Data entries
## START

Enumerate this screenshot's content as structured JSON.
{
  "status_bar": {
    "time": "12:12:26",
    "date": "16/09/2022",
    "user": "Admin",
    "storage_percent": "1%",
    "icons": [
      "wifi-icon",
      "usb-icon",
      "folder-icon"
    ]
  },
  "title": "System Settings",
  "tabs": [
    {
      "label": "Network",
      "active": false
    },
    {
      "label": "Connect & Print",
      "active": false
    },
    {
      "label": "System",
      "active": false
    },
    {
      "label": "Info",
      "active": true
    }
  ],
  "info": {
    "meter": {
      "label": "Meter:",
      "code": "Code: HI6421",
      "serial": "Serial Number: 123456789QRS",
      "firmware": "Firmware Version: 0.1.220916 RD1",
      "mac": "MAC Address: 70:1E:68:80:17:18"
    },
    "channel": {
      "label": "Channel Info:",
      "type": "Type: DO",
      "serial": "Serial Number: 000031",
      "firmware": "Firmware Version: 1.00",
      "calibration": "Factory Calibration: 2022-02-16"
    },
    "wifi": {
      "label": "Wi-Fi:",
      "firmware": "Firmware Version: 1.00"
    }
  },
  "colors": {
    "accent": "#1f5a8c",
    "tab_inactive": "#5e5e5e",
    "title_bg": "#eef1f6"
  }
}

## END

__Task objective__. Look through the entries above. Extract each line with the word "label".

__Result below__.
      "label": "Network",
      "label": "Connect & Print",
      "label": "System",
      "label": "Info",
      "label": "Meter:",
      "label": "Channel Info:",
      "label": "Wi-Fi:",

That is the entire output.